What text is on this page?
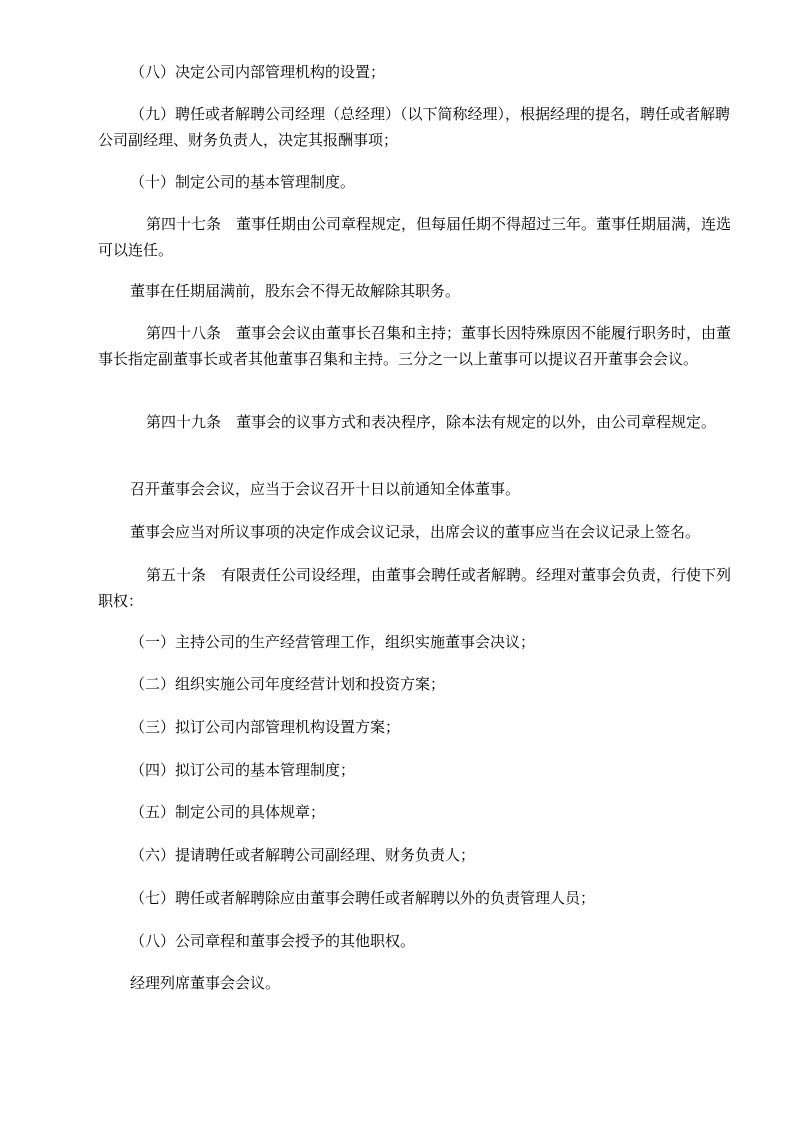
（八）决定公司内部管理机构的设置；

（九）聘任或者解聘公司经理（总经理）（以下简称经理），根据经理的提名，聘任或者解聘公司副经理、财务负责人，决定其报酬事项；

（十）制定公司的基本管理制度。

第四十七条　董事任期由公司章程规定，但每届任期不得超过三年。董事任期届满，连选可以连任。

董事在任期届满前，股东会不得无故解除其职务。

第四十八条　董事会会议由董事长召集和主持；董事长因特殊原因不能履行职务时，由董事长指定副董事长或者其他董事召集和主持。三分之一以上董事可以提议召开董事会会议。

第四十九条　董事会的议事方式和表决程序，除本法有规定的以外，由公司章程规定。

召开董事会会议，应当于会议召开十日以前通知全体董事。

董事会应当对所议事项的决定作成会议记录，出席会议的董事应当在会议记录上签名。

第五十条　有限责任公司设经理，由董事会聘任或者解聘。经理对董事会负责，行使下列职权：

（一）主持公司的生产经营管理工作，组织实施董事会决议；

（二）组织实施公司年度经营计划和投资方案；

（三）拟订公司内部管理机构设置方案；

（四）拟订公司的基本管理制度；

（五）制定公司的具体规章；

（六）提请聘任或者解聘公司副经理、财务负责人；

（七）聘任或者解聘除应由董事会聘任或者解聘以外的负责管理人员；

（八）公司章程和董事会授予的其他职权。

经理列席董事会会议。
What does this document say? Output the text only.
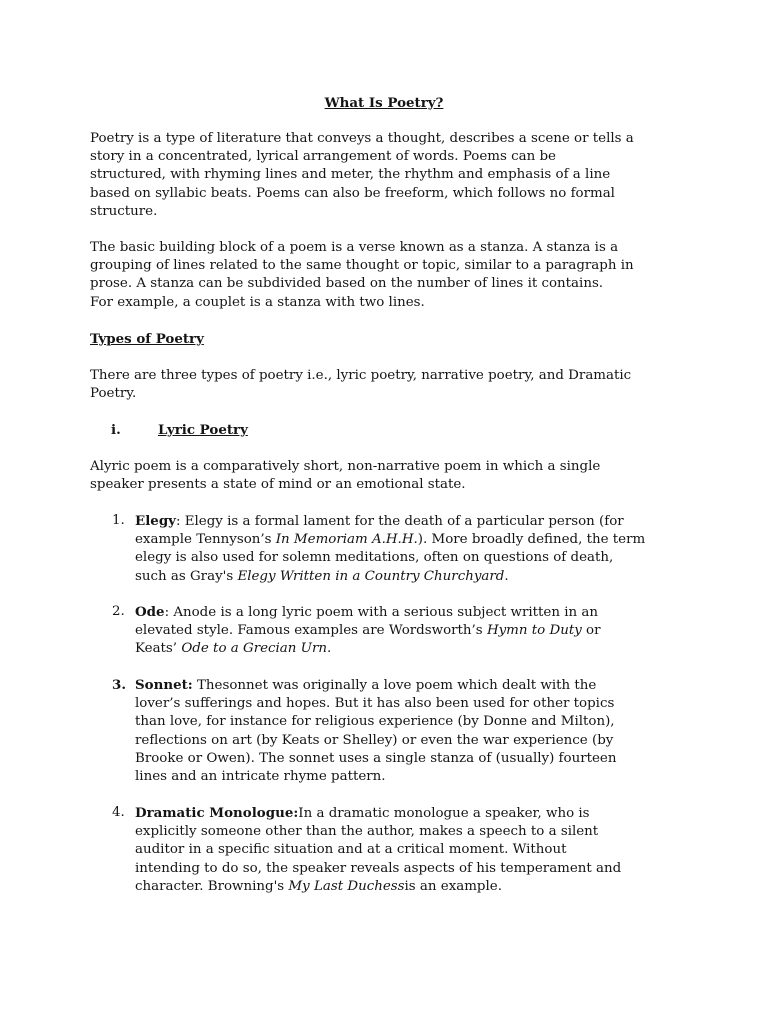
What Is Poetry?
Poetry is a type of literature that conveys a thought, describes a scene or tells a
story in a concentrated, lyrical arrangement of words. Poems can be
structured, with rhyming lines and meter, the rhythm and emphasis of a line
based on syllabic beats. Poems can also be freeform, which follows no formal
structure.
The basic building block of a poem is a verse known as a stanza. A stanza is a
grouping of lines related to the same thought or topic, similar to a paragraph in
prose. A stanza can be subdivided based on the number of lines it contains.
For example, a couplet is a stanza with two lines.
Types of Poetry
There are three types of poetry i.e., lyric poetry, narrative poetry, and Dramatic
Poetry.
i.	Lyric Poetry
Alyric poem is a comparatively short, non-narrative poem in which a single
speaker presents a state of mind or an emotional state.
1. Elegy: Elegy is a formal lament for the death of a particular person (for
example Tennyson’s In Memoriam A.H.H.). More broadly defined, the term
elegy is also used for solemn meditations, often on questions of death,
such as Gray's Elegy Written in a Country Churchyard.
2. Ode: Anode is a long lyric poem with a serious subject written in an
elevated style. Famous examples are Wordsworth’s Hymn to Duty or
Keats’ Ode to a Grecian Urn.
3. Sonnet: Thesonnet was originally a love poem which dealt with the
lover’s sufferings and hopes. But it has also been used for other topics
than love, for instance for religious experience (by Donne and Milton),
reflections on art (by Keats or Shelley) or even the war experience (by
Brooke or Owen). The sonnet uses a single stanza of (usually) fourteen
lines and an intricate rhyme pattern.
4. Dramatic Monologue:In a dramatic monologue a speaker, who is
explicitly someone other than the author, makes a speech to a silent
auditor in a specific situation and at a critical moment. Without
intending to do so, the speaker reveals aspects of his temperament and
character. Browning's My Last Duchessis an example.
--------------------------------
_Instructions to follow_: Copy every line that contains the string "speaker".

_Result of the exercise_:
speaker presents a state of mind or an emotional state.
4. Dramatic Monologue:In a dramatic monologue a speaker, who is
intending to do so, the speaker reveals aspects of his temperament and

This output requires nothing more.